◆ **TASK DETAILS**: Look through the data below. Show each line where the string "test" occurs.
+++ DATA PROVIDED +++
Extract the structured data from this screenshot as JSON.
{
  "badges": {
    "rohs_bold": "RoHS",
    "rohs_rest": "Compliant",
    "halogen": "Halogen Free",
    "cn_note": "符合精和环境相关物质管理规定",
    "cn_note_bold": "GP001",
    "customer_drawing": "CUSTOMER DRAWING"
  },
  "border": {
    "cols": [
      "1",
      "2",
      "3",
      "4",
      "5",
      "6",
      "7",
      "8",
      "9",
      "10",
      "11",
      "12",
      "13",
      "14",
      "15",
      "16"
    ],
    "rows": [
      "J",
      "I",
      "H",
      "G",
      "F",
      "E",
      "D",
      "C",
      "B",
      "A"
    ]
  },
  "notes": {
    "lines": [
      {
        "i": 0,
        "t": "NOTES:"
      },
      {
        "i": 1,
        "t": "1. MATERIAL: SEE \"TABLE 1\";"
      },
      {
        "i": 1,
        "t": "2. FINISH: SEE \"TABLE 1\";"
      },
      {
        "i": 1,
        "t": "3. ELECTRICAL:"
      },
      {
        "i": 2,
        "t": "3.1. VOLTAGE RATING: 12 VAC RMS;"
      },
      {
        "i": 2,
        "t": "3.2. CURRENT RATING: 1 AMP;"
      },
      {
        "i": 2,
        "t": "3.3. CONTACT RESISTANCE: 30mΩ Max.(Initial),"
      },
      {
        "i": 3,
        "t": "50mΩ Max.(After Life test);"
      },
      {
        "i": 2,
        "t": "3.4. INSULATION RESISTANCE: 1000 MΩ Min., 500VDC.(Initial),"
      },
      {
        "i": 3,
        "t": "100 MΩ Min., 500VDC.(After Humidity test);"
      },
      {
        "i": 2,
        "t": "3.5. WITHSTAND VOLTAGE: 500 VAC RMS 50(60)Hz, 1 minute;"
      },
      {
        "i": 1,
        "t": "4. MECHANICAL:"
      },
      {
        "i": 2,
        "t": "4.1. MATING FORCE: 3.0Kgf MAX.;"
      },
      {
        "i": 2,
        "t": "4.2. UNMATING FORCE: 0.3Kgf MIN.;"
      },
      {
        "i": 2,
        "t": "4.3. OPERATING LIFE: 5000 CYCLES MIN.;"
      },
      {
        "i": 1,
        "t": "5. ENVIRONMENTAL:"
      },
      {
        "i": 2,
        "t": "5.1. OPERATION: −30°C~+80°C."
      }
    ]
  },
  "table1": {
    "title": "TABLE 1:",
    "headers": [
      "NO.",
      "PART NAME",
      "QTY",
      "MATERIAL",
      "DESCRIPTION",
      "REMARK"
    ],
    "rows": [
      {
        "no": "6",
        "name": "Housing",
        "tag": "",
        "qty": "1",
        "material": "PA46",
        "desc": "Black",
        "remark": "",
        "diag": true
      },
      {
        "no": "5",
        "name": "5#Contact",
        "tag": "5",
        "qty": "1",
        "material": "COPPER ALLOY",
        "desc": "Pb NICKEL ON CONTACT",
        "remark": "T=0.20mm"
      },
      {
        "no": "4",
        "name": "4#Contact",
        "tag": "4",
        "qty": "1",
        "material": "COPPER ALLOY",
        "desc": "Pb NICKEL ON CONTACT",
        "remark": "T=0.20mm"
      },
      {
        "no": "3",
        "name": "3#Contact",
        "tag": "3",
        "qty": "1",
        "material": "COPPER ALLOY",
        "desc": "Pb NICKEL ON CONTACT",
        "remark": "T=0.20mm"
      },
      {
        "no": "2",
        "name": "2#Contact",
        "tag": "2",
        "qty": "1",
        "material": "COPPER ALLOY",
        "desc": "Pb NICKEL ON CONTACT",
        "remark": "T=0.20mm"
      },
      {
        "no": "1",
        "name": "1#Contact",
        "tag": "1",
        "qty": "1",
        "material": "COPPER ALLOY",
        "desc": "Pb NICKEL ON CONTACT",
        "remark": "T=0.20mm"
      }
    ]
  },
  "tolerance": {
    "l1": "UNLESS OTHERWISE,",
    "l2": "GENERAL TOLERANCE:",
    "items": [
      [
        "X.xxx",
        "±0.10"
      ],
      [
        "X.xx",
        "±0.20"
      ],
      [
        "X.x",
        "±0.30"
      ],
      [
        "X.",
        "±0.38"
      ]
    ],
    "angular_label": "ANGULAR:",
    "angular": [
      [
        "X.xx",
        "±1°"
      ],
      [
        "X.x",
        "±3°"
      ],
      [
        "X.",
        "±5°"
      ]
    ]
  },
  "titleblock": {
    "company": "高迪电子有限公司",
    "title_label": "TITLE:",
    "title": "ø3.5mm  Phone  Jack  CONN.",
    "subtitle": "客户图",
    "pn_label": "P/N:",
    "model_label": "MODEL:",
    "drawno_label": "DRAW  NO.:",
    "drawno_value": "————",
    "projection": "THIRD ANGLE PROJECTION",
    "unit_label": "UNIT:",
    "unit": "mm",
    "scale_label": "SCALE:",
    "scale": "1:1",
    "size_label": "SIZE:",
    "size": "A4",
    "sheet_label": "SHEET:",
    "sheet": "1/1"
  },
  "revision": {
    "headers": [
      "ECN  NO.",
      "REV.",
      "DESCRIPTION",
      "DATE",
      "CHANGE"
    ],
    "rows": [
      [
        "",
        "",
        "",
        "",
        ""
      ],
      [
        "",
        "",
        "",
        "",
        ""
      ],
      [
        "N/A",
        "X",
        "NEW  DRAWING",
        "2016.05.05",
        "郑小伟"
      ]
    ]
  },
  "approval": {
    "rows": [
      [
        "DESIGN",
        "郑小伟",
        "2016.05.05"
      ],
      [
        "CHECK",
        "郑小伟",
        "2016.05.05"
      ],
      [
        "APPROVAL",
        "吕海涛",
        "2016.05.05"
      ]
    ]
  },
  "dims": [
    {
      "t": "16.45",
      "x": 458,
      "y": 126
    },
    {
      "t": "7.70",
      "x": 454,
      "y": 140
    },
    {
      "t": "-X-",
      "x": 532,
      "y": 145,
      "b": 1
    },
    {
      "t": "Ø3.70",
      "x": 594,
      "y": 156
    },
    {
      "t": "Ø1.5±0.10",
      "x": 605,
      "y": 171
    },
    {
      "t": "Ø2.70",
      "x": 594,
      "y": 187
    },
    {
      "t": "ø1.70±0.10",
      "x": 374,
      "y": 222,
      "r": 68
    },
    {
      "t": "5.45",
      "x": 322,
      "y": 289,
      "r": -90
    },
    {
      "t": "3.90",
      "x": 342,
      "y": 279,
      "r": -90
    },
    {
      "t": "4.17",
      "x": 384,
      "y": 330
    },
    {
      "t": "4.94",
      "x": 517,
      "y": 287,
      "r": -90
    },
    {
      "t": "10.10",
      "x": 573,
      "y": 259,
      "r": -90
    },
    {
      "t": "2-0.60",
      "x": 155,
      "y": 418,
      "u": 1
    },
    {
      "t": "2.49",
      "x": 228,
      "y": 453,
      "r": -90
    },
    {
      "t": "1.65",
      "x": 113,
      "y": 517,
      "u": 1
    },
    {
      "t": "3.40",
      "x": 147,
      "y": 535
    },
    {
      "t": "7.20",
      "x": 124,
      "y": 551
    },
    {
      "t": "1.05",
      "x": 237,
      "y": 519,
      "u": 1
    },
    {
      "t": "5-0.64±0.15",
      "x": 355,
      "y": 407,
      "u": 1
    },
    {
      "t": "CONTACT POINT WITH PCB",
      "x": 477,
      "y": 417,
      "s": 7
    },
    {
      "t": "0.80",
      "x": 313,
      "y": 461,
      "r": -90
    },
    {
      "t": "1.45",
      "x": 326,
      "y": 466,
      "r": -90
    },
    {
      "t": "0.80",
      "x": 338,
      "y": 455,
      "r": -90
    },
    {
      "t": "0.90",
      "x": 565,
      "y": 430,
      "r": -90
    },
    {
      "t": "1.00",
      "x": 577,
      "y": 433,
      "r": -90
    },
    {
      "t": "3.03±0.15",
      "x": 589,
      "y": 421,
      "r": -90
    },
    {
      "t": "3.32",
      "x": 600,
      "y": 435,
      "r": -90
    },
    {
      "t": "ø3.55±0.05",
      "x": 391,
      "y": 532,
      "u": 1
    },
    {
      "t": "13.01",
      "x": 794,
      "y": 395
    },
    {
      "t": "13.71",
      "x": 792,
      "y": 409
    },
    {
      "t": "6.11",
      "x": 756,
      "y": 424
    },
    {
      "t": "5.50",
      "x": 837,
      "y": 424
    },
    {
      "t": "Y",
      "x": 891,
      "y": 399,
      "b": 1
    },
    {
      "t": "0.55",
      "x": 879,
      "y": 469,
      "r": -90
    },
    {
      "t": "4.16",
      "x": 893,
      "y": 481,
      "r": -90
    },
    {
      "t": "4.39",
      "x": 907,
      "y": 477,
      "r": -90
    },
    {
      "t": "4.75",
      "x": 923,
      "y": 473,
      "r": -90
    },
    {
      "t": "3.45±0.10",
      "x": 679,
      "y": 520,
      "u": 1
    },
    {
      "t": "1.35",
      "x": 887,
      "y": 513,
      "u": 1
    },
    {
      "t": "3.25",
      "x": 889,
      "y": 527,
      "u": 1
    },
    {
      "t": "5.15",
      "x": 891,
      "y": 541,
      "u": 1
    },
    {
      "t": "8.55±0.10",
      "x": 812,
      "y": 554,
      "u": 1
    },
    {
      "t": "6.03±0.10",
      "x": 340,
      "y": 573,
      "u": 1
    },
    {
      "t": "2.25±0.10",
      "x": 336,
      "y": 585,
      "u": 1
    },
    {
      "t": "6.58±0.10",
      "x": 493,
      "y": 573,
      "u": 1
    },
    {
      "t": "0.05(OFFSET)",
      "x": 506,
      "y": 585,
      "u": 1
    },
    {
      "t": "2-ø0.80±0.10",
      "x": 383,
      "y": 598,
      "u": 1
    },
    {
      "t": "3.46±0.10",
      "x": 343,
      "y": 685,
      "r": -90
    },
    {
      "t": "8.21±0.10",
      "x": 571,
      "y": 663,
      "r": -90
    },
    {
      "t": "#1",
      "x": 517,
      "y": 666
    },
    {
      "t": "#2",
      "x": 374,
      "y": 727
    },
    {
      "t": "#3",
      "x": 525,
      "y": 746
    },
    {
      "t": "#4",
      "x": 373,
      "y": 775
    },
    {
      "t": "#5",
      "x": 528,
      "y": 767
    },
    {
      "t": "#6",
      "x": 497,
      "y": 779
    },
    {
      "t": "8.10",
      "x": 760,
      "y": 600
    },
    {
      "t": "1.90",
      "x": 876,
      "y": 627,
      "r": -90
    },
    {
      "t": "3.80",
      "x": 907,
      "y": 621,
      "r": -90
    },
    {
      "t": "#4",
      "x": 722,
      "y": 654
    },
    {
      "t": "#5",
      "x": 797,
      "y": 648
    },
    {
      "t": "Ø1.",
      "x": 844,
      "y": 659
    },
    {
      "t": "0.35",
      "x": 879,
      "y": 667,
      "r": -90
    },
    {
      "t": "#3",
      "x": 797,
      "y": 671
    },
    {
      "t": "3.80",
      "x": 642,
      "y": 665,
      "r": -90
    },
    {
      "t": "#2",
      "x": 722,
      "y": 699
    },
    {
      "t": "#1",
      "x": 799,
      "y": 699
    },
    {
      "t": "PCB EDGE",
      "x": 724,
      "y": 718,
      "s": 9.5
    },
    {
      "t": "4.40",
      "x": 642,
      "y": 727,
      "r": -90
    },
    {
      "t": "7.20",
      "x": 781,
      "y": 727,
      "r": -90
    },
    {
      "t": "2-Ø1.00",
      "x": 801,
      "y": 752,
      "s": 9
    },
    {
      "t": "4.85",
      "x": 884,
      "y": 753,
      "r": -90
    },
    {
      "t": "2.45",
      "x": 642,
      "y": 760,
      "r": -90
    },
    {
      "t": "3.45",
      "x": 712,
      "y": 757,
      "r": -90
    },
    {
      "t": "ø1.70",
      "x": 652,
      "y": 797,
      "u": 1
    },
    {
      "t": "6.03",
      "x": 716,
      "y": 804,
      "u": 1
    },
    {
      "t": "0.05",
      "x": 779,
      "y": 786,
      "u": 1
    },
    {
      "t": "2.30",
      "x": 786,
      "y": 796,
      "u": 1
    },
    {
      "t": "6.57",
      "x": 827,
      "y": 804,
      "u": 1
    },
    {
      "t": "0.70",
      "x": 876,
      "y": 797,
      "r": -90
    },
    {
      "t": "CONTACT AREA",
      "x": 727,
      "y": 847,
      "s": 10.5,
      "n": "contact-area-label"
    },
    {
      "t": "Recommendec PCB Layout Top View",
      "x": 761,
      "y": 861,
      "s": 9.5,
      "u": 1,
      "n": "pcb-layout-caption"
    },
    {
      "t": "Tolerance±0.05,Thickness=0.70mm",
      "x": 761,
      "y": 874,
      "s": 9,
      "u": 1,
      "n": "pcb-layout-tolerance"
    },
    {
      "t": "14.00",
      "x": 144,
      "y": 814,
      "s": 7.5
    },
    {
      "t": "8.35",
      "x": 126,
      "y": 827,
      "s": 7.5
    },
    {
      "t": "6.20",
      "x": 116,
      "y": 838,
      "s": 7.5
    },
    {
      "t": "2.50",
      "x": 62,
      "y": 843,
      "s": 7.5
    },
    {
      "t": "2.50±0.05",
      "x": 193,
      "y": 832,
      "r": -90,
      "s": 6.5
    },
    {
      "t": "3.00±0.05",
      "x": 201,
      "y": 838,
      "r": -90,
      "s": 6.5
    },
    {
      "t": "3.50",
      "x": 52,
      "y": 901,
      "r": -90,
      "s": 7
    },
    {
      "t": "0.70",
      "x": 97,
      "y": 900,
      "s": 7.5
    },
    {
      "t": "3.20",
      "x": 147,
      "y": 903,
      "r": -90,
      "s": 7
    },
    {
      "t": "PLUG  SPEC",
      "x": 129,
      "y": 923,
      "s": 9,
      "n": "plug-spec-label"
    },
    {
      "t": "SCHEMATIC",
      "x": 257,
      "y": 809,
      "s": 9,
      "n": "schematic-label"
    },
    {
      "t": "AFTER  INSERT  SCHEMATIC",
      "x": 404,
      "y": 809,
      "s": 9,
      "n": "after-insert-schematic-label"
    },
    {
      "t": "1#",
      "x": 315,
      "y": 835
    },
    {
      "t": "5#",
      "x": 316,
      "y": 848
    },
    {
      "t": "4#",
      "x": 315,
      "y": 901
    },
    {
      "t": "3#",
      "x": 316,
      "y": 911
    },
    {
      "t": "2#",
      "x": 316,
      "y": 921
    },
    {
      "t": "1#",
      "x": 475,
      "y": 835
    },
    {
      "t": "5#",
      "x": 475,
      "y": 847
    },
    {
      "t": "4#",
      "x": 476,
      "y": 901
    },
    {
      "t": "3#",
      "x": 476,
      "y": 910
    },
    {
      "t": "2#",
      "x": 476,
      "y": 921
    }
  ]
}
+++
◆ **RESPONSE FOR THIS EXERCISE**:
        "t": "50mΩ Max.(After Life test);"
        "t": "100 MΩ Min., 500VDC.(After Humidity test);"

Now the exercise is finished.